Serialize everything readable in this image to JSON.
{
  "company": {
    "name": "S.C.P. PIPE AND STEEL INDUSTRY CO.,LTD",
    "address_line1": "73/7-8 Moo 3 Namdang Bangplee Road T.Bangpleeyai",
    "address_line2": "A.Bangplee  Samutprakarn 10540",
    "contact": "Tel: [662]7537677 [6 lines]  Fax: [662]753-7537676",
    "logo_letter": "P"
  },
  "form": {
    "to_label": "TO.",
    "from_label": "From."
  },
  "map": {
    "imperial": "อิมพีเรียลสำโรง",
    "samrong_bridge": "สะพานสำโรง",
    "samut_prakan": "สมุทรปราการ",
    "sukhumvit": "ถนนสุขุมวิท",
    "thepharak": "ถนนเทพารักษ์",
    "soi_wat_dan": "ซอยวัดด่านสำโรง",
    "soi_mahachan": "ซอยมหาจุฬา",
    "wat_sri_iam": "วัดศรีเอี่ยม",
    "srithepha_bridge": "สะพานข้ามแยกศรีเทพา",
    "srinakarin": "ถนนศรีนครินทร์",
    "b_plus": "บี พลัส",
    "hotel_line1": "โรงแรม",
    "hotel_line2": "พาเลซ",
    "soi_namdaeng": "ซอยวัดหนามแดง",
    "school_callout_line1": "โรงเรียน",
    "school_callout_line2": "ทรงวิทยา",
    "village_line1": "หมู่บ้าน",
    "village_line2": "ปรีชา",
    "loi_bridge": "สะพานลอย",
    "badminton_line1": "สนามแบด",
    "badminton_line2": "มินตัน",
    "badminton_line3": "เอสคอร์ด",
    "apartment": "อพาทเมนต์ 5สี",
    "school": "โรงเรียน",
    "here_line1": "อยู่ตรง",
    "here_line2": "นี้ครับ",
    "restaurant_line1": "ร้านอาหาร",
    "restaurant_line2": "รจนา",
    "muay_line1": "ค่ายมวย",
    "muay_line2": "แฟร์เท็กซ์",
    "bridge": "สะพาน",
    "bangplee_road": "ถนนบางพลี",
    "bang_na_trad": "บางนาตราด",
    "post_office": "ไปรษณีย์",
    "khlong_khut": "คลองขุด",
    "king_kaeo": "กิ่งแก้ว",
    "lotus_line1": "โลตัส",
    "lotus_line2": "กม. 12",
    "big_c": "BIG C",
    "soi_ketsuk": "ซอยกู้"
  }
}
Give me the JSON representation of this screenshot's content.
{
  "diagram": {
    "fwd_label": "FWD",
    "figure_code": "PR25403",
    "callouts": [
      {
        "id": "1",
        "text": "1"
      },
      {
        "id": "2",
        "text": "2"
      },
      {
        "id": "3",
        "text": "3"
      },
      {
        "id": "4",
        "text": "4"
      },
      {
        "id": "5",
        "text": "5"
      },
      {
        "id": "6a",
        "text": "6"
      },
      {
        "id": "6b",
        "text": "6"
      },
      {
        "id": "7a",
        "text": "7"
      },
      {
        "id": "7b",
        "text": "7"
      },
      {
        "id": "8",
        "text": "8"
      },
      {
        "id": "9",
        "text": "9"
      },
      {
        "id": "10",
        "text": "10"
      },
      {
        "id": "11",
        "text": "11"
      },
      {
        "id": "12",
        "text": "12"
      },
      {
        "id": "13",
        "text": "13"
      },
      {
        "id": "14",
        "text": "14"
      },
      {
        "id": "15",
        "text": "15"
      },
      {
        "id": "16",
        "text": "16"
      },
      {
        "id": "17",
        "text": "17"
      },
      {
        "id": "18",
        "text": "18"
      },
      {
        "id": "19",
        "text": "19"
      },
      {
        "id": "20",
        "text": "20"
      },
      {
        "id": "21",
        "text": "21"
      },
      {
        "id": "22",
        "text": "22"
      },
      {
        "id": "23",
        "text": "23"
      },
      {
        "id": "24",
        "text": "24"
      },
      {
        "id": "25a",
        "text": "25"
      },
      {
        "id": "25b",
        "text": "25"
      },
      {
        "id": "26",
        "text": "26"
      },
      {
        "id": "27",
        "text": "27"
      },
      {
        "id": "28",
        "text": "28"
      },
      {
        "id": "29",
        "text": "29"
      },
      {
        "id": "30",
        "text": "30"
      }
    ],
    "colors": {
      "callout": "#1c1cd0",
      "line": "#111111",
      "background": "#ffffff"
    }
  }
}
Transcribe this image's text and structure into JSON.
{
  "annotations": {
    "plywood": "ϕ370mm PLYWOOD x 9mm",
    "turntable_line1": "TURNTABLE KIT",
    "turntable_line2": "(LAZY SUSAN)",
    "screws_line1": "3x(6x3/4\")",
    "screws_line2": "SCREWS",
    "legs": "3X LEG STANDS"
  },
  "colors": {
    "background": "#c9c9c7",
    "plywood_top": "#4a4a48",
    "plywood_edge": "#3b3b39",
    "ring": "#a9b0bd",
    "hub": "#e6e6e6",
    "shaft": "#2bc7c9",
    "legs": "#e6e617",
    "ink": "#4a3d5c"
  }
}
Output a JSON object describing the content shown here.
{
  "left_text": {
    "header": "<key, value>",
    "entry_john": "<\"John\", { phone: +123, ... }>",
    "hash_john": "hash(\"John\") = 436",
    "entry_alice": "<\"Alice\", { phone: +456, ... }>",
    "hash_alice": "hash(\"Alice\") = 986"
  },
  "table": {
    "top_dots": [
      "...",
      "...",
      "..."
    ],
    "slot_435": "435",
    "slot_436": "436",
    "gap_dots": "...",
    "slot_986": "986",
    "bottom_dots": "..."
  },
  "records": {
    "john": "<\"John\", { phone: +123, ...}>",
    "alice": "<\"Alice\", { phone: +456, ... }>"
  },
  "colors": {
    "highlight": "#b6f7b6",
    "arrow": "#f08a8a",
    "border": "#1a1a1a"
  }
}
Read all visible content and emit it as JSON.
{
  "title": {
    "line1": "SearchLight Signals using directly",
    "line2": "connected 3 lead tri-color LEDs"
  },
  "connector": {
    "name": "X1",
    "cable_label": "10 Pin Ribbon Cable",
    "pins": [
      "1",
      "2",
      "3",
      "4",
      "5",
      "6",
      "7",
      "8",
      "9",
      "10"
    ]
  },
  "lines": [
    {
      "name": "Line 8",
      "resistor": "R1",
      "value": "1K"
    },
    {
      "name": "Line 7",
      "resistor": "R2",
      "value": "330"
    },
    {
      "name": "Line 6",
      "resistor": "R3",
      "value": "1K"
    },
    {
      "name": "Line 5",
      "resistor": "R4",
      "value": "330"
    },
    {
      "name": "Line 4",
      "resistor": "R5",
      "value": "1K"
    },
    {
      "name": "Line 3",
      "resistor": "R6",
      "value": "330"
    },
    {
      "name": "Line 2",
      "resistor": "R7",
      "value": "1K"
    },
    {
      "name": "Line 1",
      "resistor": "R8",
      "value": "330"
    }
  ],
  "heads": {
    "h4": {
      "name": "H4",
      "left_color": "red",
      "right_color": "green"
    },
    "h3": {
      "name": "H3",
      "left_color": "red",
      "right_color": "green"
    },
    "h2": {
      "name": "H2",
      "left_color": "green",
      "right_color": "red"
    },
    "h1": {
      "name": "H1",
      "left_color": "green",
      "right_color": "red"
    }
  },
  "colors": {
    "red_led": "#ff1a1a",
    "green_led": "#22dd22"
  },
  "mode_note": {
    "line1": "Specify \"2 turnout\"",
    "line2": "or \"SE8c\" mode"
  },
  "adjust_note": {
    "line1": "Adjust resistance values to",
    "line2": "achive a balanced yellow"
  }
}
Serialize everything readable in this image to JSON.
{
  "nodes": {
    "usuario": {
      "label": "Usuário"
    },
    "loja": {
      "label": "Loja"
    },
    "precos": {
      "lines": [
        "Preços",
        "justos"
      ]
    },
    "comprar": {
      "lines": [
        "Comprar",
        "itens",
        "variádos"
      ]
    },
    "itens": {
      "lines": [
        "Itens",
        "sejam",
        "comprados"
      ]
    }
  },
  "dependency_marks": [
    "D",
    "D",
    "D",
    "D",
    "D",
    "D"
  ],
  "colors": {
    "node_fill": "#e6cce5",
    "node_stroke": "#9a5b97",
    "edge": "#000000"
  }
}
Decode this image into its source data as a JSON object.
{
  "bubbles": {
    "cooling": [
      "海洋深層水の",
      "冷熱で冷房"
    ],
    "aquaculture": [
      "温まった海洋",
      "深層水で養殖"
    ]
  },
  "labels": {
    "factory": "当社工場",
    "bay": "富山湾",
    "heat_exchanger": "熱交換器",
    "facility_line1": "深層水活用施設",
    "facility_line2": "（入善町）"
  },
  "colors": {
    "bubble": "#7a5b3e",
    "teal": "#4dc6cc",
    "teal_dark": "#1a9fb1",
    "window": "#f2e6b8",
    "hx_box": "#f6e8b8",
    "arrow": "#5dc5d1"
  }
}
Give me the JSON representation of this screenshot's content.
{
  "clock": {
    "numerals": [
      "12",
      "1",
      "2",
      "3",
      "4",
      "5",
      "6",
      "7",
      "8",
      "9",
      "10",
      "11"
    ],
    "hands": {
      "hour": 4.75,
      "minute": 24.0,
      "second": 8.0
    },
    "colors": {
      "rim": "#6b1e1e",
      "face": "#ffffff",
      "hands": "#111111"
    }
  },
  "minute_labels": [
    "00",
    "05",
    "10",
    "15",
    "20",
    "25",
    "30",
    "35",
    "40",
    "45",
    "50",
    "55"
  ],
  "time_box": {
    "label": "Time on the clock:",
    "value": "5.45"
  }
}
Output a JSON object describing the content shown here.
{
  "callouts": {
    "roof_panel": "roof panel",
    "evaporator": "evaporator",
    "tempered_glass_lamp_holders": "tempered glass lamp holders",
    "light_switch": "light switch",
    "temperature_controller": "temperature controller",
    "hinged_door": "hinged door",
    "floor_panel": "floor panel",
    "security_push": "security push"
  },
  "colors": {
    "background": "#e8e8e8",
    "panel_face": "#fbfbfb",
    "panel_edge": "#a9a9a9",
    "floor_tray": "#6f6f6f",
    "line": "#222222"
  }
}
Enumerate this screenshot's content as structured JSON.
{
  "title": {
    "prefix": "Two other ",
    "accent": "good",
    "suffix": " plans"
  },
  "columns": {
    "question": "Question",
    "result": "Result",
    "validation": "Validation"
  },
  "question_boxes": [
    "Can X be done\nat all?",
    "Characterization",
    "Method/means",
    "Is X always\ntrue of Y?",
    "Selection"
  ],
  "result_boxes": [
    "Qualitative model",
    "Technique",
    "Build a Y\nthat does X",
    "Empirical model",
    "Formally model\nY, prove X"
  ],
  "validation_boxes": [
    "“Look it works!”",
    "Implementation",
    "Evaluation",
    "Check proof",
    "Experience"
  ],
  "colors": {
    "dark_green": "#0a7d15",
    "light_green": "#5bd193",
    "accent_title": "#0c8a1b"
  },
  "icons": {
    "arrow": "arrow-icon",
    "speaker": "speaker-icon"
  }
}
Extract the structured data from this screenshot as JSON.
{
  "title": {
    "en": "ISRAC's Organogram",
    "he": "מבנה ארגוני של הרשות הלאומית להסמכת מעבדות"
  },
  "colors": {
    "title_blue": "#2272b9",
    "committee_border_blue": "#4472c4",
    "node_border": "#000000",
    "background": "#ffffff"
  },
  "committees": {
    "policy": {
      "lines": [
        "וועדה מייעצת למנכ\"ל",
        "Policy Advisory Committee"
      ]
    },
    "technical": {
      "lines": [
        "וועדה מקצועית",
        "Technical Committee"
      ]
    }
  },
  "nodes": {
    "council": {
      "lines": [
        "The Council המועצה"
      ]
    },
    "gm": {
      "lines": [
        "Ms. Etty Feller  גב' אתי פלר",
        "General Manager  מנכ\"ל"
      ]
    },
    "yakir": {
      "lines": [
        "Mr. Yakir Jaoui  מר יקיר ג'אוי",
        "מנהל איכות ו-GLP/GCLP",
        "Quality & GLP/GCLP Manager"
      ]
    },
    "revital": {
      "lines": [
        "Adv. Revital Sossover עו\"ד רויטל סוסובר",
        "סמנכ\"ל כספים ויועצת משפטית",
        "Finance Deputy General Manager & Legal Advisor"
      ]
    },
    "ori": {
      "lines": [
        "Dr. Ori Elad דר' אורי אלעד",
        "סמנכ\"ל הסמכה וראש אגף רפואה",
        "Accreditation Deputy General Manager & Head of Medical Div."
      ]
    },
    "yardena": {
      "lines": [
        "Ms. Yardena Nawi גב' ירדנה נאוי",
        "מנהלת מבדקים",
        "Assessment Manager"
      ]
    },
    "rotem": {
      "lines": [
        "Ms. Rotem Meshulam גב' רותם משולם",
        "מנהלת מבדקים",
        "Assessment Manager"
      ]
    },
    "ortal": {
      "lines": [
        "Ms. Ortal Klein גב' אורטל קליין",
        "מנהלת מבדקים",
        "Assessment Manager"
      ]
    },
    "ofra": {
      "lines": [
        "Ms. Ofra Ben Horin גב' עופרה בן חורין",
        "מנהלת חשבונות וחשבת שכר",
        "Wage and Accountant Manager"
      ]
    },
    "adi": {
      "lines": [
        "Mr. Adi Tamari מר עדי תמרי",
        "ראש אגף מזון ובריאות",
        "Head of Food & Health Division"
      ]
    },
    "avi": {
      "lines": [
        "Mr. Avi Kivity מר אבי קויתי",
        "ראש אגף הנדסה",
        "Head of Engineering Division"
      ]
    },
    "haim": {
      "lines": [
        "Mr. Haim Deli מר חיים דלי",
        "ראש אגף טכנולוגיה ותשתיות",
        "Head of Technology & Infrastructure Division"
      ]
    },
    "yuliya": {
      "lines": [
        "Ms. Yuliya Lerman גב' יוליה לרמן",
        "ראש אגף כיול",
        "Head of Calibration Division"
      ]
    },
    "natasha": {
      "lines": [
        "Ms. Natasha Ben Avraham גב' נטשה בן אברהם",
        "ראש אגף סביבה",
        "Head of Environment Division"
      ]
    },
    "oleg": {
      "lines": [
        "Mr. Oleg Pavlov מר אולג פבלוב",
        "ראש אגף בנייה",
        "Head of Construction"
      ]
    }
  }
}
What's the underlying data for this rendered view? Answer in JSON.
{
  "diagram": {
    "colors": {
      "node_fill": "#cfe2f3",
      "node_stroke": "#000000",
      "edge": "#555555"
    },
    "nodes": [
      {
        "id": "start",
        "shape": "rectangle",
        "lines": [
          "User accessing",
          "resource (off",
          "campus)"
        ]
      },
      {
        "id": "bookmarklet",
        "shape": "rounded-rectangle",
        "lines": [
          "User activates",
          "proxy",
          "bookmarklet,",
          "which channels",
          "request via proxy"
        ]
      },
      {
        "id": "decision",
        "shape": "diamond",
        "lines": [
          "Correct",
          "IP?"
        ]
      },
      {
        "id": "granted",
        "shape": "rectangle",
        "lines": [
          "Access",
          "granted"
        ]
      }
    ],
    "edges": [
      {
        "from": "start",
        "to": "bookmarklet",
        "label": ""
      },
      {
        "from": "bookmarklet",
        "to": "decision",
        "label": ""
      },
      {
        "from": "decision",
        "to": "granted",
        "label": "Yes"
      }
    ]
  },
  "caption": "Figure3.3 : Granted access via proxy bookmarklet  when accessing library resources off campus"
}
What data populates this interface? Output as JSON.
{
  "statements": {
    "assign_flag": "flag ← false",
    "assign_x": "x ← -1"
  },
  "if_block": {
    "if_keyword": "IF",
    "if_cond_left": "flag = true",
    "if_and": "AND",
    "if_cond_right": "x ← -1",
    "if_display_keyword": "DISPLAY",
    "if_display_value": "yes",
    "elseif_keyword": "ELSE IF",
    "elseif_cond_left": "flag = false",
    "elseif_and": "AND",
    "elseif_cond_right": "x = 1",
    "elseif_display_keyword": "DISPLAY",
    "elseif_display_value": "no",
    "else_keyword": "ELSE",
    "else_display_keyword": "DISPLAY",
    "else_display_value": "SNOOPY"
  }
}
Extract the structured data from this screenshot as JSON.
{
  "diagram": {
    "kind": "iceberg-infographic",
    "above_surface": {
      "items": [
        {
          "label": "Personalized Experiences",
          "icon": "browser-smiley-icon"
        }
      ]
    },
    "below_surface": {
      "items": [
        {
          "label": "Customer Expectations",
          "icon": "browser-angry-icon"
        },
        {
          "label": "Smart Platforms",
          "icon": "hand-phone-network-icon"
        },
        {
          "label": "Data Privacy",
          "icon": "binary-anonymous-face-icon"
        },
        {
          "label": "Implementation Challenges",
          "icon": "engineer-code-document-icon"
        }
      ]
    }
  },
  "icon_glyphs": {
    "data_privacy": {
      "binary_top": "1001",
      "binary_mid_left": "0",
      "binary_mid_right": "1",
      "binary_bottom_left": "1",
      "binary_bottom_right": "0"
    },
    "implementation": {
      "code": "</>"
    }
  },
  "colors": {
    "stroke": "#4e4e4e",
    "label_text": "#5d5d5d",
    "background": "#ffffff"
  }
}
——
* **Given instruction**:
Of the lines in this listing, report how many contain the string "false", and give the number only.

* **Full answer**:
2